EXERCISE DIRECTIONS.
In the copy, keep every record exact and leave out all images.
┌─ EXTRACTED INFORMATION
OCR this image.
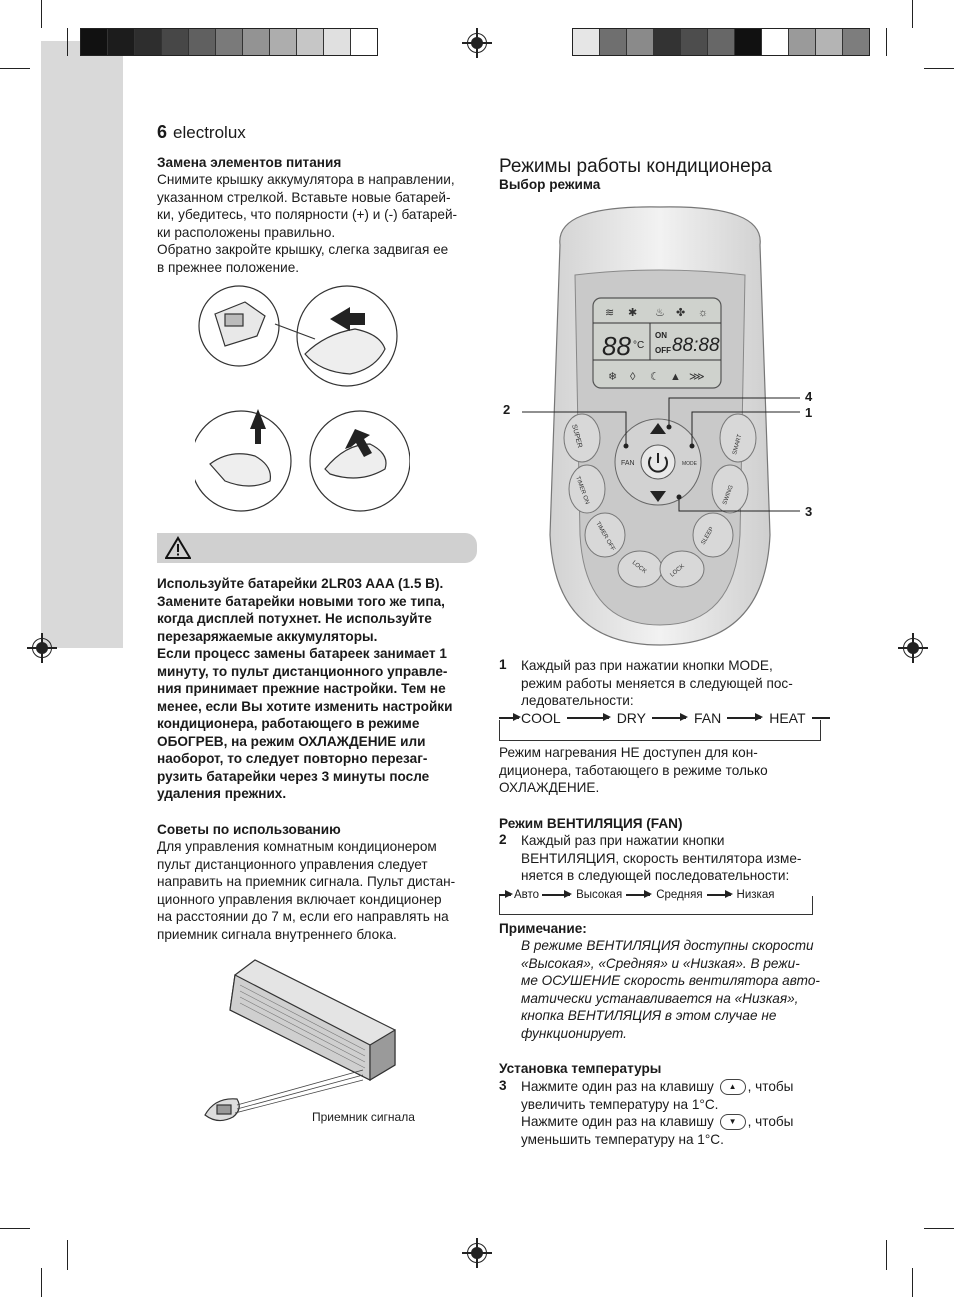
6 electrolux
Замена элементов питания
Снимите крышку аккумулятора в направлении,
указанном стрелкой. Вставьте новые батарей-
ки, убедитесь, что полярности (+) и (-) батарей-
ки расположены правильно.
Обратно закройте крышку, слегка задвигая ее
в прежнее положение.
Используйте батарейки 2LR03 AAA (1.5 В).
Замените батарейки новыми того же типа,
когда дисплей потухнет. Не используйте
перезаряжаемые аккумуляторы.
Если процесс замены батареек занимает 1
минуту, то пульт дистанционного управле-
ния принимает прежние настройки. Тем не
менее, если Вы хотите изменить настройки
кондиционера, работающего в режиме
ОБОГРЕВ, на режим ОХЛАЖДЕНИЕ или
наоборот, то следует повторно перезаг-
рузить батарейки через 3 минуты после
удаления прежних.
Советы по использованию
Для управления комнатным кондиционером
пульт дистанционного управления следует
направить на приемник сигнала. Пульт дистан-
ционного управления включает кондиционер
на расстоянии до 7 м, если его направлять на
приемник сигнала внутреннего блока.
Приемник сигнала
Режимы работы кондиционера
Выбор режима
≋ ✱ ♨ ✤ ☼
❄ ◊ ☾ ▲ ⋙
88 °C
ON
OFF 88:88
FAN	MODE
SUPER
TIMER ON
TIMER OFF
LOCK	LOCK
SLEEP
SWING
SMART
2
4
1
3
1 Каждый раз при нажатии кнопки MODE,
режим работы меняется в следующей пос-
ледовательности:
COOL	DRY	FAN	HEAT
Режим нагревания НЕ доступен для кон-
диционера, таботающего в режиме только
ОХЛАЖДЕНИЕ.
Режим ВЕНТИЛЯЦИЯ (FAN)
2 Каждый раз при нажатии кнопки
ВЕНТИЛЯЦИЯ, скорость вентилятора изме-
няется в следующей последовательности:
Авто	Высокая	Средняя	Низкая
Примечание:
В режиме ВЕНТИЛЯЦИЯ доступны скорости
«Высокая», «Средняя» и «Низкая». В режи-
ме ОСУШЕНИЕ скорость вентилятора авто-
матически устанавливается на «Низкая»,
кнопка ВЕНТИЛЯЦИЯ в этом случае не
функционирует.
Установка температуры
3 Нажмите один раз на клавишу ▲ , чтобы
увеличить температуру на 1°С.
Нажмите один раз на клавишу ▼ , чтобы
уменьшить температуру на 1°С.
└─
TASK OUTPUT.
OCR this image.
6 electrolux
Замена элементов питания
Снимите крышку аккумулятора в направлении,
указанном стрелкой. Вставьте новые батарей-
ки, убедитесь, что полярности (+) и (-) батарей-
ки расположены правильно.
Обратно закройте крышку, слегка задвигая ее
в прежнее положение.
Используйте батарейки 2LR03 AAA (1.5 В).
Замените батарейки новыми того же типа,
когда дисплей потухнет. Не используйте
перезаряжаемые аккумуляторы.
Если процесс замены батареек занимает 1
минуту, то пульт дистанционного управле-
ния принимает прежние настройки. Тем не
менее, если Вы хотите изменить настройки
кондиционера, работающего в режиме
ОБОГРЕВ, на режим ОХЛАЖДЕНИЕ или
наоборот, то следует повторно перезаг-
рузить батарейки через 3 минуты после
удаления прежних.
Советы по использованию
Для управления комнатным кондиционером
пульт дистанционного управления следует
направить на приемник сигнала. Пульт дистан-
ционного управления включает кондиционер
на расстоянии до 7 м, если его направлять на
приемник сигнала внутреннего блока.
Приемник сигнала
Режимы работы кондиционера
Выбор режима
≋ ✱ ♨ ✤ ☼
❄ ◊ ☾ ▲ ⋙
88 °C
ON
OFF 88:88
FAN	MODE
SUPER
TIMER ON
TIMER OFF
LOCK	LOCK
SLEEP
SWING
SMART
2
4
1
3
1 Каждый раз при нажатии кнопки MODE,
режим работы меняется в следующей пос-
ледовательности:
COOL	DRY	FAN	HEAT
Режим нагревания НЕ доступен для кон-
диционера, таботающего в режиме только
ОХЛАЖДЕНИЕ.
Режим ВЕНТИЛЯЦИЯ (FAN)
2 Каждый раз при нажатии кнопки
ВЕНТИЛЯЦИЯ, скорость вентилятора изме-
няется в следующей последовательности:
Авто	Высокая	Средняя	Низкая
Примечание:
В режиме ВЕНТИЛЯЦИЯ доступны скорости
«Высокая», «Средняя» и «Низкая». В режи-
ме ОСУШЕНИЕ скорость вентилятора авто-
матически устанавливается на «Низкая»,
кнопка ВЕНТИЛЯЦИЯ в этом случае не
функционирует.
Установка температуры
3 Нажмите один раз на клавишу ▲ , чтобы
увеличить температуру на 1°С.
Нажмите один раз на клавишу ▼ , чтобы
уменьшить температуру на 1°С.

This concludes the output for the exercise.